Required task: All of the material below is to be returned exactly.

═══ Available data ═══

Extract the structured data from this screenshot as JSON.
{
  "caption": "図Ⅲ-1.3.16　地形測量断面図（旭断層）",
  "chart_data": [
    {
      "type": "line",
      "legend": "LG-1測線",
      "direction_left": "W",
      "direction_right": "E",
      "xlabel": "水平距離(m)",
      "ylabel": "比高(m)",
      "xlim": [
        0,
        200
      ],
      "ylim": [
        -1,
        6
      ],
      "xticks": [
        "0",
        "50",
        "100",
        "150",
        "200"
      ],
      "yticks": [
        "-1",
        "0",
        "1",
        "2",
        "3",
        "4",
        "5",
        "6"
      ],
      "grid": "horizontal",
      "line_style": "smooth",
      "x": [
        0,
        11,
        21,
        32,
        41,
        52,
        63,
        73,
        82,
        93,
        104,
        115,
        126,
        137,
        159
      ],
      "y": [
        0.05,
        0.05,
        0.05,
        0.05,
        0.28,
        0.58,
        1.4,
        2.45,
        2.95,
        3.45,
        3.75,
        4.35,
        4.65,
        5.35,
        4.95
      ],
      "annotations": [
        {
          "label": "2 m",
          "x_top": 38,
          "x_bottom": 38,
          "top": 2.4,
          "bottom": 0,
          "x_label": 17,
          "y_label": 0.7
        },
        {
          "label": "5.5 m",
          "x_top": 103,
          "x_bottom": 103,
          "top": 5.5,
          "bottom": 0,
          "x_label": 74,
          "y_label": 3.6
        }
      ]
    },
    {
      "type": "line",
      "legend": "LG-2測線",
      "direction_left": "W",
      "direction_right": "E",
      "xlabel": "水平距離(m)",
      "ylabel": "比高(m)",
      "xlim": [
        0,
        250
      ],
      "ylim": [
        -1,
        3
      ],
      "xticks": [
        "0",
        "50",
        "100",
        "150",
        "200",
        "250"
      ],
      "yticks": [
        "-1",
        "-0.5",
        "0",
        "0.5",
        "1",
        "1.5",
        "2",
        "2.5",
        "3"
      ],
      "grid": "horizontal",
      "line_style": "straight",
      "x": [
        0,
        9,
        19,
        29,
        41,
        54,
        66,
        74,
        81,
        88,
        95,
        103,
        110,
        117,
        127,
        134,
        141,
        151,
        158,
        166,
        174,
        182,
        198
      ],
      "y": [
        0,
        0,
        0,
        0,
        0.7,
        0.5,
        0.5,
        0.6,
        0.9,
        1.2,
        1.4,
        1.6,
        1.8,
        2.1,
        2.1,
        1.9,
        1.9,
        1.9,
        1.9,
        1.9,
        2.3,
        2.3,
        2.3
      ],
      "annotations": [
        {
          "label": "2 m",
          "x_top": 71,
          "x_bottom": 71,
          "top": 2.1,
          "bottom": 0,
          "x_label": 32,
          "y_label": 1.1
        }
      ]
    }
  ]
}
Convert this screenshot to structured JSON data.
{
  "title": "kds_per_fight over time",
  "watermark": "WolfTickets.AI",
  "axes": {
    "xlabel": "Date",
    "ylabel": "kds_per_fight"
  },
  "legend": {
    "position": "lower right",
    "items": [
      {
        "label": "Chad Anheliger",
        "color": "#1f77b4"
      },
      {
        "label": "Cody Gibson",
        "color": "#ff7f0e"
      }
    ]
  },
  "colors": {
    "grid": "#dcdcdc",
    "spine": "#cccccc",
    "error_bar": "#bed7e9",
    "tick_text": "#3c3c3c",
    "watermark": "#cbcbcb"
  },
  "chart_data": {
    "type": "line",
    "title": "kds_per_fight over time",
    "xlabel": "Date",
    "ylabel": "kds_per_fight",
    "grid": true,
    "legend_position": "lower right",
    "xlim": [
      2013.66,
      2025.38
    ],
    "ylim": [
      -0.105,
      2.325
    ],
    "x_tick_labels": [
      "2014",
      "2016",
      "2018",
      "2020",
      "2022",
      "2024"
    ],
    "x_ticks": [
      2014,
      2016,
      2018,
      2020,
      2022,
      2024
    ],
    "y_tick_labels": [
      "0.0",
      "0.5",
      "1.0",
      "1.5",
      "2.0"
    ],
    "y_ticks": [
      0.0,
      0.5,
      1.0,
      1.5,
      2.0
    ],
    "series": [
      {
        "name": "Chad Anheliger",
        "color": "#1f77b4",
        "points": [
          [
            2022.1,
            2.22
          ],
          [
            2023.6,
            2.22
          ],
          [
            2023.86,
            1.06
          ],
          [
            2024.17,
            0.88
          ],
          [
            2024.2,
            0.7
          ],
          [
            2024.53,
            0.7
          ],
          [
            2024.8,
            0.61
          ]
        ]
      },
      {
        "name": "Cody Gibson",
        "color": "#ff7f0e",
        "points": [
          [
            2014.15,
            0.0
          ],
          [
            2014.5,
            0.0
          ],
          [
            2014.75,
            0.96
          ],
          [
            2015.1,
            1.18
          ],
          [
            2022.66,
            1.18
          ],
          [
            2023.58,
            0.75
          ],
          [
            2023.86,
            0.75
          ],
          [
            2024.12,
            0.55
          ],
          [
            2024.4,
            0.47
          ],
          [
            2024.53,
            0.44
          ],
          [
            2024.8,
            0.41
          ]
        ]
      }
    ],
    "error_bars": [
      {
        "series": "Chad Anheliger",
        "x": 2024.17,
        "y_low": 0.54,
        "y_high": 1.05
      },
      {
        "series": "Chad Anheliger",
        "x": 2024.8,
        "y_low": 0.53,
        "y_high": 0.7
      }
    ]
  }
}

═══

Solution for this task:
Extract the structured data from this screenshot as JSON.
{
  "caption": "図Ⅲ-1.3.16　地形測量断面図（旭断層）",
  "chart_data": [
    {
      "type": "line",
      "legend": "LG-1測線",
      "direction_left": "W",
      "direction_right": "E",
      "xlabel": "水平距離(m)",
      "ylabel": "比高(m)",
      "xlim": [
        0,
        200
      ],
      "ylim": [
        -1,
        6
      ],
      "xticks": [
        "0",
        "50",
        "100",
        "150",
        "200"
      ],
      "yticks": [
        "-1",
        "0",
        "1",
        "2",
        "3",
        "4",
        "5",
        "6"
      ],
      "grid": "horizontal",
      "line_style": "smooth",
      "x": [
        0,
        11,
        21,
        32,
        41,
        52,
        63,
        73,
        82,
        93,
        104,
        115,
        126,
        137,
        159
      ],
      "y": [
        0.05,
        0.05,
        0.05,
        0.05,
        0.28,
        0.58,
        1.4,
        2.45,
        2.95,
        3.45,
        3.75,
        4.35,
        4.65,
        5.35,
        4.95
      ],
      "annotations": [
        {
          "label": "2 m",
          "x_top": 38,
          "x_bottom": 38,
          "top": 2.4,
          "bottom": 0,
          "x_label": 17,
          "y_label": 0.7
        },
        {
          "label": "5.5 m",
          "x_top": 103,
          "x_bottom": 103,
          "top": 5.5,
          "bottom": 0,
          "x_label": 74,
          "y_label": 3.6
        }
      ]
    },
    {
      "type": "line",
      "legend": "LG-2測線",
      "direction_left": "W",
      "direction_right": "E",
      "xlabel": "水平距離(m)",
      "ylabel": "比高(m)",
      "xlim": [
        0,
        250
      ],
      "ylim": [
        -1,
        3
      ],
      "xticks": [
        "0",
        "50",
        "100",
        "150",
        "200",
        "250"
      ],
      "yticks": [
        "-1",
        "-0.5",
        "0",
        "0.5",
        "1",
        "1.5",
        "2",
        "2.5",
        "3"
      ],
      "grid": "horizontal",
      "line_style": "straight",
      "x": [
        0,
        9,
        19,
        29,
        41,
        54,
        66,
        74,
        81,
        88,
        95,
        103,
        110,
        117,
        127,
        134,
        141,
        151,
        158,
        166,
        174,
        182,
        198
      ],
      "y": [
        0,
        0,
        0,
        0,
        0.7,
        0.5,
        0.5,
        0.6,
        0.9,
        1.2,
        1.4,
        1.6,
        1.8,
        2.1,
        2.1,
        1.9,
        1.9,
        1.9,
        1.9,
        1.9,
        2.3,
        2.3,
        2.3
      ],
      "annotations": [
        {
          "label": "2 m",
          "x_top": 71,
          "x_bottom": 71,
          "top": 2.1,
          "bottom": 0,
          "x_label": 32,
          "y_label": 1.1
        }
      ]
    }
  ]
}
Convert this screenshot to structured JSON data.
{
  "title": "kds_per_fight over time",
  "watermark": "WolfTickets.AI",
  "axes": {
    "xlabel": "Date",
    "ylabel": "kds_per_fight"
  },
  "legend": {
    "position": "lower right",
    "items": [
      {
        "label": "Chad Anheliger",
        "color": "#1f77b4"
      },
      {
        "label": "Cody Gibson",
        "color": "#ff7f0e"
      }
    ]
  },
  "colors": {
    "grid": "#dcdcdc",
    "spine": "#cccccc",
    "error_bar": "#bed7e9",
    "tick_text": "#3c3c3c",
    "watermark": "#cbcbcb"
  },
  "chart_data": {
    "type": "line",
    "title": "kds_per_fight over time",
    "xlabel": "Date",
    "ylabel": "kds_per_fight",
    "grid": true,
    "legend_position": "lower right",
    "xlim": [
      2013.66,
      2025.38
    ],
    "ylim": [
      -0.105,
      2.325
    ],
    "x_tick_labels": [
      "2014",
      "2016",
      "2018",
      "2020",
      "2022",
      "2024"
    ],
    "x_ticks": [
      2014,
      2016,
      2018,
      2020,
      2022,
      2024
    ],
    "y_tick_labels": [
      "0.0",
      "0.5",
      "1.0",
      "1.5",
      "2.0"
    ],
    "y_ticks": [
      0.0,
      0.5,
      1.0,
      1.5,
      2.0
    ],
    "series": [
      {
        "name": "Chad Anheliger",
        "color": "#1f77b4",
        "points": [
          [
            2022.1,
            2.22
          ],
          [
            2023.6,
            2.22
          ],
          [
            2023.86,
            1.06
          ],
          [
            2024.17,
            0.88
          ],
          [
            2024.2,
            0.7
          ],
          [
            2024.53,
            0.7
          ],
          [
            2024.8,
            0.61
          ]
        ]
      },
      {
        "name": "Cody Gibson",
        "color": "#ff7f0e",
        "points": [
          [
            2014.15,
            0.0
          ],
          [
            2014.5,
            0.0
          ],
          [
            2014.75,
            0.96
          ],
          [
            2015.1,
            1.18
          ],
          [
            2022.66,
            1.18
          ],
          [
            2023.58,
            0.75
          ],
          [
            2023.86,
            0.75
          ],
          [
            2024.12,
            0.55
          ],
          [
            2024.4,
            0.47
          ],
          [
            2024.53,
            0.44
          ],
          [
            2024.8,
            0.41
          ]
        ]
      }
    ],
    "error_bars": [
      {
        "series": "Chad Anheliger",
        "x": 2024.17,
        "y_low": 0.54,
        "y_high": 1.05
      },
      {
        "series": "Chad Anheliger",
        "x": 2024.8,
        "y_low": 0.53,
        "y_high": 0.7
      }
    ]
  }
}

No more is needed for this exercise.